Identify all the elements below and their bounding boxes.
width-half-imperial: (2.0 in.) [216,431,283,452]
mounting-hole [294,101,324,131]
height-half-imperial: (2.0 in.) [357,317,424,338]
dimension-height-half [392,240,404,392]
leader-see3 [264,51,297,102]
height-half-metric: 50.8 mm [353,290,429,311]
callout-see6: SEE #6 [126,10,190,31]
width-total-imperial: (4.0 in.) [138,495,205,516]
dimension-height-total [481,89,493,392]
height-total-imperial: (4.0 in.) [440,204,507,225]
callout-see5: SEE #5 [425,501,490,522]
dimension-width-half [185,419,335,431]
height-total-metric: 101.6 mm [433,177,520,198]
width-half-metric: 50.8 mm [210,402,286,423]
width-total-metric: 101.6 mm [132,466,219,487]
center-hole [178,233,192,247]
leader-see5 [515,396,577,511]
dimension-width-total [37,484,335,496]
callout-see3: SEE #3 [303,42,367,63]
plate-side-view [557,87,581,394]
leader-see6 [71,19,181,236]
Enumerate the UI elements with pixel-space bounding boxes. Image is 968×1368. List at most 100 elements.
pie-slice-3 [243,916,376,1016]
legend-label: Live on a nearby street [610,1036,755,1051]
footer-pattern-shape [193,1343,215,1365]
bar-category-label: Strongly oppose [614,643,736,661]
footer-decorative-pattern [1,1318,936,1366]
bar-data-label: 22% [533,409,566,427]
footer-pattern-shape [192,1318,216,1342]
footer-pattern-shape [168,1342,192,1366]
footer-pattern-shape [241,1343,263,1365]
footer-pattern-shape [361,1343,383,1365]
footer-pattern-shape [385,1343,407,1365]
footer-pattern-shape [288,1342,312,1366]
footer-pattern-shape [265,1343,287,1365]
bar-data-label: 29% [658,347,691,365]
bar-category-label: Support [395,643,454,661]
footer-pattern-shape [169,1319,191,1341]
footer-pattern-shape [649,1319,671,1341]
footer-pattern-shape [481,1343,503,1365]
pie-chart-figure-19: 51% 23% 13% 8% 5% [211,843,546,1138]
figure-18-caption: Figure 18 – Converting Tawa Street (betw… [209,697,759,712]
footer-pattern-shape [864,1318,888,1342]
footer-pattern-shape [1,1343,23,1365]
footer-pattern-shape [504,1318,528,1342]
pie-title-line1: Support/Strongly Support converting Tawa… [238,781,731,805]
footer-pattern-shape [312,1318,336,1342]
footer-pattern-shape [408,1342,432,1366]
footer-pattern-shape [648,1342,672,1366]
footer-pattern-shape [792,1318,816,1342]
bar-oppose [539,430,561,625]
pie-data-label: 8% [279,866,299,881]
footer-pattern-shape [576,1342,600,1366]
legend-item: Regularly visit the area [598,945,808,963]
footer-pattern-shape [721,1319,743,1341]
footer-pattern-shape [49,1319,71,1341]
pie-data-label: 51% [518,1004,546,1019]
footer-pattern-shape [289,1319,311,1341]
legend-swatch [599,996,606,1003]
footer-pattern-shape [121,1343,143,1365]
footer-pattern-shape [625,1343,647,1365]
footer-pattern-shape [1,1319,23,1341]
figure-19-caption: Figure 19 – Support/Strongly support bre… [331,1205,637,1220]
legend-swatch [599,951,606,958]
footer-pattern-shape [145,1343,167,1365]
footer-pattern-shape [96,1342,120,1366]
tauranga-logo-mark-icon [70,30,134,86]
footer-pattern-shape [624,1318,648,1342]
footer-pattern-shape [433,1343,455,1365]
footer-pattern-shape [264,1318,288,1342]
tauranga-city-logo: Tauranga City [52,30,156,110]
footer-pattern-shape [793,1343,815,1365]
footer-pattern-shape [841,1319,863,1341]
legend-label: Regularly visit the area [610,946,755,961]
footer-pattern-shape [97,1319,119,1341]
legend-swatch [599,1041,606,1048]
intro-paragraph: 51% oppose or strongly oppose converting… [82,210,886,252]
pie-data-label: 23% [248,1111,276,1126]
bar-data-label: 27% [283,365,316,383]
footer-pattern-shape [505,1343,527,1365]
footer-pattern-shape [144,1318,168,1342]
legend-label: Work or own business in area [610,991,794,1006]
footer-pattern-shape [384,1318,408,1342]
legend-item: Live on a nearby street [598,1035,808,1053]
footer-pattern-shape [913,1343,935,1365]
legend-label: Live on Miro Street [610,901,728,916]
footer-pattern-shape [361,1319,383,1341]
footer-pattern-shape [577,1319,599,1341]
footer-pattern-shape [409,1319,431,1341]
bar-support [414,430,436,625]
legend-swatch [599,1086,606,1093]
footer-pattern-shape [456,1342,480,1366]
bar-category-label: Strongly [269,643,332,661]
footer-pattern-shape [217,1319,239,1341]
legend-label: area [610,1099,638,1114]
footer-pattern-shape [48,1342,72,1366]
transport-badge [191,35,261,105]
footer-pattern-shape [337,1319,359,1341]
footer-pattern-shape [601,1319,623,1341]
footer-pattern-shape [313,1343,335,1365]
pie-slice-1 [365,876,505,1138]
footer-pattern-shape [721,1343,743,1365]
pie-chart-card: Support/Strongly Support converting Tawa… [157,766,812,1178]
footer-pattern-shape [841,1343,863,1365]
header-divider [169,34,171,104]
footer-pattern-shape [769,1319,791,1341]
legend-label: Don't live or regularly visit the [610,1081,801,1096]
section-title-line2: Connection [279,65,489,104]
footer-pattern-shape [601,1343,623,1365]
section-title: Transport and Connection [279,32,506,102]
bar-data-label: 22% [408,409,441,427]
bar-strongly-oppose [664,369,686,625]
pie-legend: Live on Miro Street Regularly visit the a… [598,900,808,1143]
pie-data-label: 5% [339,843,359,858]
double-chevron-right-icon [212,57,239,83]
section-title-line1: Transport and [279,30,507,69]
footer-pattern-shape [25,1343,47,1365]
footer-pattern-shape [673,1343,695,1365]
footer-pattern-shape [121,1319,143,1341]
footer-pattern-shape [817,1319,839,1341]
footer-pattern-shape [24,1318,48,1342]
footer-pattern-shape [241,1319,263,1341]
##########
**WHAT YOU HAVE TO DO**: Can you pull every line from the records above and reproduce each one verbatim, in the same order, with nothing added or left out?

**WRITTEN RESPONSE**:
Identify all the elements below and their bounding boxes.
width-half-imperial: (2.0 in.) [216,431,283,452]
mounting-hole [294,101,324,131]
height-half-imperial: (2.0 in.) [357,317,424,338]
dimension-height-half [392,240,404,392]
leader-see3 [264,51,297,102]
height-half-metric: 50.8 mm [353,290,429,311]
callout-see6: SEE #6 [126,10,190,31]
width-total-imperial: (4.0 in.) [138,495,205,516]
dimension-height-total [481,89,493,392]
height-total-imperial: (4.0 in.) [440,204,507,225]
callout-see5: SEE #5 [425,501,490,522]
dimension-width-half [185,419,335,431]
height-total-metric: 101.6 mm [433,177,520,198]
width-half-metric: 50.8 mm [210,402,286,423]
width-total-metric: 101.6 mm [132,466,219,487]
center-hole [178,233,192,247]
leader-see5 [515,396,577,511]
dimension-width-total [37,484,335,496]
callout-see3: SEE #3 [303,42,367,63]
plate-side-view [557,87,581,394]
leader-see6 [71,19,181,236]
Enumerate the UI elements with pixel-space bounding boxes. Image is 968×1368. List at most 100 elements.
pie-slice-3 [243,916,376,1016]
legend-label: Live on a nearby street [610,1036,755,1051]
footer-pattern-shape [193,1343,215,1365]
bar-category-label: Strongly oppose [614,643,736,661]
footer-decorative-pattern [1,1318,936,1366]
bar-data-label: 22% [533,409,566,427]
footer-pattern-shape [192,1318,216,1342]
footer-pattern-shape [168,1342,192,1366]
footer-pattern-shape [241,1343,263,1365]
footer-pattern-shape [361,1343,383,1365]
footer-pattern-shape [385,1343,407,1365]
footer-pattern-shape [288,1342,312,1366]
footer-pattern-shape [265,1343,287,1365]
bar-data-label: 29% [658,347,691,365]
bar-category-label: Support [395,643,454,661]
footer-pattern-shape [169,1319,191,1341]
footer-pattern-shape [649,1319,671,1341]
footer-pattern-shape [481,1343,503,1365]
pie-chart-figure-19: 51% 23% 13% 8% 5% [211,843,546,1138]
figure-18-caption: Figure 18 – Converting Tawa Street (betw… [209,697,759,712]
footer-pattern-shape [864,1318,888,1342]
footer-pattern-shape [1,1343,23,1365]
footer-pattern-shape [504,1318,528,1342]
pie-title-line1: Support/Strongly Support converting Tawa… [238,781,731,805]
footer-pattern-shape [312,1318,336,1342]
footer-pattern-shape [408,1342,432,1366]
footer-pattern-shape [648,1342,672,1366]
footer-pattern-shape [792,1318,816,1342]
bar-oppose [539,430,561,625]
pie-data-label: 8% [279,866,299,881]
footer-pattern-shape [576,1342,600,1366]
legend-item: Regularly visit the area [598,945,808,963]
footer-pattern-shape [721,1319,743,1341]
footer-pattern-shape [49,1319,71,1341]
pie-data-label: 51% [518,1004,546,1019]
footer-pattern-shape [289,1319,311,1341]
legend-swatch [599,996,606,1003]
footer-pattern-shape [121,1343,143,1365]
footer-pattern-shape [625,1343,647,1365]
footer-pattern-shape [1,1319,23,1341]
figure-19-caption: Figure 19 – Support/Strongly support bre… [331,1205,637,1220]
legend-swatch [599,951,606,958]
footer-pattern-shape [145,1343,167,1365]
footer-pattern-shape [96,1342,120,1366]
tauranga-logo-mark-icon [70,30,134,86]
footer-pattern-shape [624,1318,648,1342]
footer-pattern-shape [433,1343,455,1365]
footer-pattern-shape [264,1318,288,1342]
tauranga-city-logo: Tauranga City [52,30,156,110]
footer-pattern-shape [793,1343,815,1365]
footer-pattern-shape [841,1319,863,1341]
legend-label: Regularly visit the area [610,946,755,961]
footer-pattern-shape [97,1319,119,1341]
legend-swatch [599,1041,606,1048]
intro-paragraph: 51% oppose or strongly oppose converting… [82,210,886,252]
pie-data-label: 23% [248,1111,276,1126]
bar-data-label: 27% [283,365,316,383]
footer-pattern-shape [505,1343,527,1365]
footer-pattern-shape [144,1318,168,1342]
legend-label: Work or own business in area [610,991,794,1006]
footer-pattern-shape [384,1318,408,1342]
legend-item: Live on a nearby street [598,1035,808,1053]
footer-pattern-shape [913,1343,935,1365]
legend-label: Live on Miro Street [610,901,728,916]
footer-pattern-shape [361,1319,383,1341]
footer-pattern-shape [577,1319,599,1341]
footer-pattern-shape [409,1319,431,1341]
bar-support [414,430,436,625]
legend-swatch [599,1086,606,1093]
footer-pattern-shape [456,1342,480,1366]
bar-category-label: Strongly [269,643,332,661]
footer-pattern-shape [217,1319,239,1341]
legend-label: area [610,1099,638,1114]
footer-pattern-shape [48,1342,72,1366]
transport-badge [191,35,261,105]
footer-pattern-shape [337,1319,359,1341]
footer-pattern-shape [601,1319,623,1341]
footer-pattern-shape [313,1343,335,1365]
pie-slice-1 [365,876,505,1138]
footer-pattern-shape [721,1343,743,1365]
pie-chart-card: Support/Strongly Support converting Tawa… [157,766,812,1178]
footer-pattern-shape [841,1343,863,1365]
header-divider [169,34,171,104]
footer-pattern-shape [769,1319,791,1341]
legend-label: Don't live or regularly visit the [610,1081,801,1096]
section-title-line2: Connection [279,65,489,104]
footer-pattern-shape [601,1343,623,1365]
section-title: Transport and Connection [279,32,506,102]
bar-data-label: 22% [408,409,441,427]
bar-strongly-oppose [664,369,686,625]
pie-legend: Live on Miro Street Regularly visit the a… [598,900,808,1143]
pie-data-label: 5% [339,843,359,858]
double-chevron-right-icon [212,57,239,83]
section-title-line1: Transport and [279,30,507,69]
footer-pattern-shape [25,1343,47,1365]
footer-pattern-shape [673,1343,695,1365]
footer-pattern-shape [121,1319,143,1341]
footer-pattern-shape [817,1319,839,1341]
footer-pattern-shape [24,1318,48,1342]
footer-pattern-shape [241,1319,263,1341]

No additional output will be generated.